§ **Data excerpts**
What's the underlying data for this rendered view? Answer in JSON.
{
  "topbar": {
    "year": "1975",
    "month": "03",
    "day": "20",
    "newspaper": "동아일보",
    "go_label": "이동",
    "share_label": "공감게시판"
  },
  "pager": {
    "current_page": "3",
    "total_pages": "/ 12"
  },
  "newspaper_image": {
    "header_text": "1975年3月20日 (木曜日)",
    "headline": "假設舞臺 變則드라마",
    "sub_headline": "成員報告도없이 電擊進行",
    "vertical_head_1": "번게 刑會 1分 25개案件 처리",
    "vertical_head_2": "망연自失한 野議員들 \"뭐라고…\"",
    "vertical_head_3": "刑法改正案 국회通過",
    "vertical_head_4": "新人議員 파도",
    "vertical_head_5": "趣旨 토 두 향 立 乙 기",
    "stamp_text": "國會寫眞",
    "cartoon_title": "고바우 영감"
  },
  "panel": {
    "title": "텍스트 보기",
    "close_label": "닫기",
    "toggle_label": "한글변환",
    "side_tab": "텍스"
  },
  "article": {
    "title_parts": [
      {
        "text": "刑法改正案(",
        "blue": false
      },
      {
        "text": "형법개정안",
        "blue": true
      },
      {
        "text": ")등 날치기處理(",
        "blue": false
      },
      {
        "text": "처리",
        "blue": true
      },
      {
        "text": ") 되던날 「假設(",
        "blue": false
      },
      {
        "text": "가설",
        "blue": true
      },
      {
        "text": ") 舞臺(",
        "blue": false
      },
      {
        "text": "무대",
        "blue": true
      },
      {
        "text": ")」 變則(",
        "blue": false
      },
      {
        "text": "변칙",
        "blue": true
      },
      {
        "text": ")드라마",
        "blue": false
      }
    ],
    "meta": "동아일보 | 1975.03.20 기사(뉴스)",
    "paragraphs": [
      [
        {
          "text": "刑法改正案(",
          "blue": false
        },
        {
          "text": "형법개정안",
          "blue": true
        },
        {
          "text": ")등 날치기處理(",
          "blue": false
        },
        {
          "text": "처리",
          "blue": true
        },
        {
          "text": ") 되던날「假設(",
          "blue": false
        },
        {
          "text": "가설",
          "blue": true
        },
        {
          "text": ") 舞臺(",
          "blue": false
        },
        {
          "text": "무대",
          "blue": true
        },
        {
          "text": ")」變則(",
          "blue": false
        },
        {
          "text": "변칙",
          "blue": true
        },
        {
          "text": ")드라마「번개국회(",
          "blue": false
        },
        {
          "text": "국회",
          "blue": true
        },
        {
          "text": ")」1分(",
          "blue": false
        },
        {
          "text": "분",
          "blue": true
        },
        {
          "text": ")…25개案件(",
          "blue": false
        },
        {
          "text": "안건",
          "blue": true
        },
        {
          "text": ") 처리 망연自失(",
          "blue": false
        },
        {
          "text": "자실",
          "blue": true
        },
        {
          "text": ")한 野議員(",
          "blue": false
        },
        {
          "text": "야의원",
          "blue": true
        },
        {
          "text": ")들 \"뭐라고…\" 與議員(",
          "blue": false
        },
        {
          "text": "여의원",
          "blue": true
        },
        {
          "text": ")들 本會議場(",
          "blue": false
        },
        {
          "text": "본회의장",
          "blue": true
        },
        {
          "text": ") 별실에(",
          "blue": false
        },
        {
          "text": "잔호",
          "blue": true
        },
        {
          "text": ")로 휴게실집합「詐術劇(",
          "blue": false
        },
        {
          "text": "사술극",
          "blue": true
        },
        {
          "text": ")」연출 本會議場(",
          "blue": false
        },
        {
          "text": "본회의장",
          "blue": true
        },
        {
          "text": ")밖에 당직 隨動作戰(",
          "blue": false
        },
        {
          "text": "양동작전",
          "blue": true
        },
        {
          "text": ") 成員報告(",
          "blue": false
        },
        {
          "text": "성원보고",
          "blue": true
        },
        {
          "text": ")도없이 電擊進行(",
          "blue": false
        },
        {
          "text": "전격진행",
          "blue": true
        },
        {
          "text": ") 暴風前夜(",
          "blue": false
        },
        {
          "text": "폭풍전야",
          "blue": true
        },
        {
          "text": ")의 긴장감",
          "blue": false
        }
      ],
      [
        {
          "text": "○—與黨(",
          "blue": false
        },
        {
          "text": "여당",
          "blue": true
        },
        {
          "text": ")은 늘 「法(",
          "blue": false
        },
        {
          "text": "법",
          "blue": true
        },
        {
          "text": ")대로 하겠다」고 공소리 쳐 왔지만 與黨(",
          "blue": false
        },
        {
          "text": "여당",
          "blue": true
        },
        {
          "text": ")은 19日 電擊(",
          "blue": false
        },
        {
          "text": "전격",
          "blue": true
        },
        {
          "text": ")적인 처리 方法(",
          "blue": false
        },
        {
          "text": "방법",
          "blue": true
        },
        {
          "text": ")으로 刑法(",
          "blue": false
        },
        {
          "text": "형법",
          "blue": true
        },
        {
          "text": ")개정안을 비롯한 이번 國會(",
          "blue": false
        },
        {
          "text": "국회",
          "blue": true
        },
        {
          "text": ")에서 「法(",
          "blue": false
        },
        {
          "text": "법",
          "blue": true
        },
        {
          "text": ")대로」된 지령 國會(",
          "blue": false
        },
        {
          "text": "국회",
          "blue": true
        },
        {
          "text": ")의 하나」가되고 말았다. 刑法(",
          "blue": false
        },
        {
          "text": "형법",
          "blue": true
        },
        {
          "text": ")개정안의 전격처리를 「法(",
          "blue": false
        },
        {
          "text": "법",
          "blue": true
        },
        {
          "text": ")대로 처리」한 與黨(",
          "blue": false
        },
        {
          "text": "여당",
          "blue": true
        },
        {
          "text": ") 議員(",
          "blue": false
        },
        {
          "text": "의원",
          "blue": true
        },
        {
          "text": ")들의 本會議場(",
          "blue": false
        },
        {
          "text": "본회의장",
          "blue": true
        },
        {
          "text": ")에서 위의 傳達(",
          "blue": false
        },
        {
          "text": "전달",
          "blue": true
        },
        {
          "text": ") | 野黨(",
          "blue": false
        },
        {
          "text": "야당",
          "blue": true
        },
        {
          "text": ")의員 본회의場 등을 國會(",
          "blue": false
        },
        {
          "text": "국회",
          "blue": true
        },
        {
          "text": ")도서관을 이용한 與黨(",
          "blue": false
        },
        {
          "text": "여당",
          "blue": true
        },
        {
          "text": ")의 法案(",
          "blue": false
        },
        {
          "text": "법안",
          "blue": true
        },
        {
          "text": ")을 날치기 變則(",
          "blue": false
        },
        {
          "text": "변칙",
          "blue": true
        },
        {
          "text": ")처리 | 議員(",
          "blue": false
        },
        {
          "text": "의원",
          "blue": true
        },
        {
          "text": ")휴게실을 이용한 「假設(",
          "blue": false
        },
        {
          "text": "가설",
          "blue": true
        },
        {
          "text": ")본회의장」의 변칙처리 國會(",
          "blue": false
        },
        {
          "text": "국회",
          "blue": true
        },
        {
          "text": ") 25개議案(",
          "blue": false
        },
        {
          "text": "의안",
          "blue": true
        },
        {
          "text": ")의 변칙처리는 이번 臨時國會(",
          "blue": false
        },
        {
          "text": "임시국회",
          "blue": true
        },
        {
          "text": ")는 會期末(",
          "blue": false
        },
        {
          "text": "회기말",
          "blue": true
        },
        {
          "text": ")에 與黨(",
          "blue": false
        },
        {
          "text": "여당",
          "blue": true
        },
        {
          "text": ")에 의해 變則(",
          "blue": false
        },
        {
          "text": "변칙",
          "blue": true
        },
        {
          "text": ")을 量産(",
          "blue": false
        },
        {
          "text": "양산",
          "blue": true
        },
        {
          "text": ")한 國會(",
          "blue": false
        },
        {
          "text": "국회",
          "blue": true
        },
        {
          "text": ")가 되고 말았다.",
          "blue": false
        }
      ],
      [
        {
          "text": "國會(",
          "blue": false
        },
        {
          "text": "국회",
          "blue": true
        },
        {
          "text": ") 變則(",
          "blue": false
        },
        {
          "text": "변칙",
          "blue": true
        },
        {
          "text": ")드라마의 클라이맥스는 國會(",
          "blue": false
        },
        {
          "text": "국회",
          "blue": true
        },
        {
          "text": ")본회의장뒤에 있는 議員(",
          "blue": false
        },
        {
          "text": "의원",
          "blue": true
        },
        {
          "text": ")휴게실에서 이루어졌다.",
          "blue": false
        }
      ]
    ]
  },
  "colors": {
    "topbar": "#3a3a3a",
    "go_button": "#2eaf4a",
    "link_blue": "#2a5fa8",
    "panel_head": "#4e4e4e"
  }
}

§ **Given exercise**
Pull every line holding "刑法改正案" out of the records.

§ **Exercise answer**
    "vertical_head_3": "刑法改正案 국회通過",
        "text": "刑法改正案(",
          "text": "刑法改正案(",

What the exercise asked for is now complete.